== Records for the exercise ==

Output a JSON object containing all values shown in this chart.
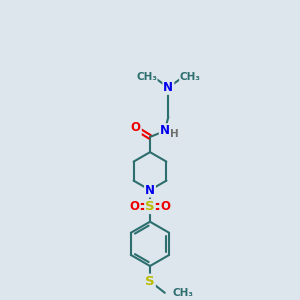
{
  "background_color": "#dde6ec",
  "bond_color": "#2d6e6e",
  "bond_width": 1.5,
  "atom_colors": {
    "N": "#0000ee",
    "O": "#ee0000",
    "S": "#bbbb00",
    "H": "#707070",
    "C": "#2d6e6e"
  },
  "font_size": 8.5,
  "figsize": [
    3.0,
    3.0
  ],
  "dpi": 100,
  "xlim": [
    0,
    10
  ],
  "ylim": [
    0,
    14
  ]
}
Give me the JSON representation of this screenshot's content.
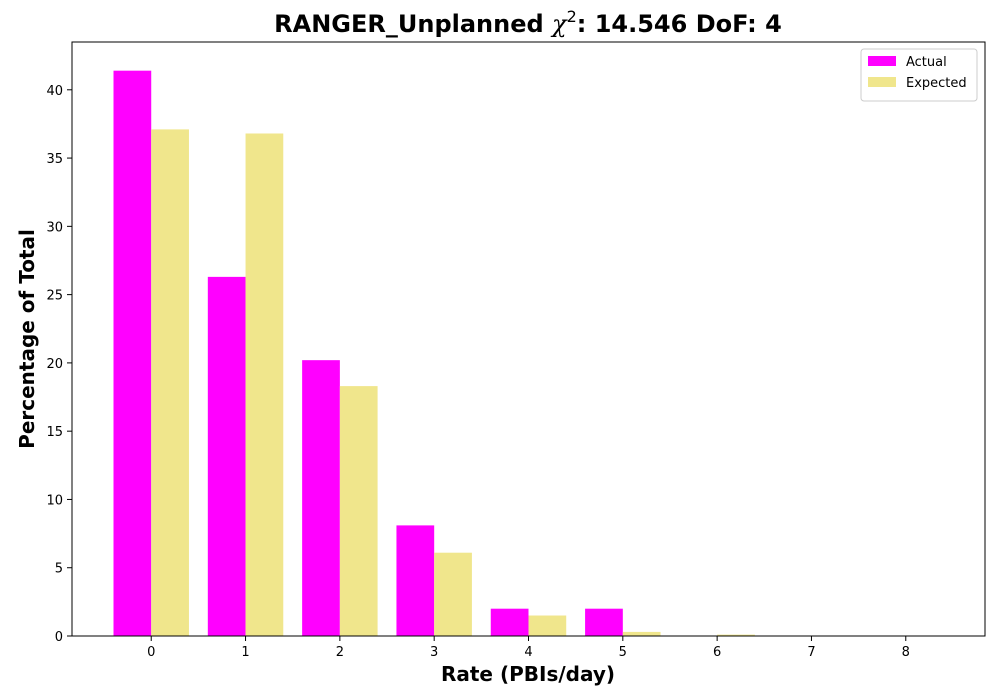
{
  "chart_data": {
    "type": "bar",
    "title_prefix": "RANGER_Unplanned ",
    "title_symbol": "χ",
    "title_superscript": "2",
    "title_suffix": ": 14.546 DoF: 4",
    "xlabel": "Rate (PBIs/day)",
    "ylabel": "Percentage of Total",
    "categories": [
      "0",
      "1",
      "2",
      "3",
      "4",
      "5",
      "6",
      "7",
      "8"
    ],
    "x": [
      0,
      1,
      2,
      3,
      4,
      5,
      6,
      7,
      8
    ],
    "xlim": [
      -0.84,
      8.84
    ],
    "ylim": [
      0,
      43.5
    ],
    "yticks": [
      0,
      5,
      10,
      15,
      20,
      25,
      30,
      35,
      40
    ],
    "legend_position": "top-right",
    "series": [
      {
        "name": "Actual",
        "color": "#ff00ff",
        "offset": -0.4,
        "width": 0.4,
        "values": [
          41.4,
          26.3,
          20.2,
          8.1,
          2.0,
          2.0,
          0,
          0,
          0
        ]
      },
      {
        "name": "Expected",
        "color": "#f0e68c",
        "offset": 0.0,
        "width": 0.4,
        "values": [
          37.1,
          36.8,
          18.3,
          6.1,
          1.5,
          0.3,
          0.1,
          0,
          0
        ]
      }
    ]
  }
}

===

Search the listing for the word "JSON" and return each line that holds it.

Output a JSON object containing all values shown in this chart.
Give me the JSON representation of this screenshot's content.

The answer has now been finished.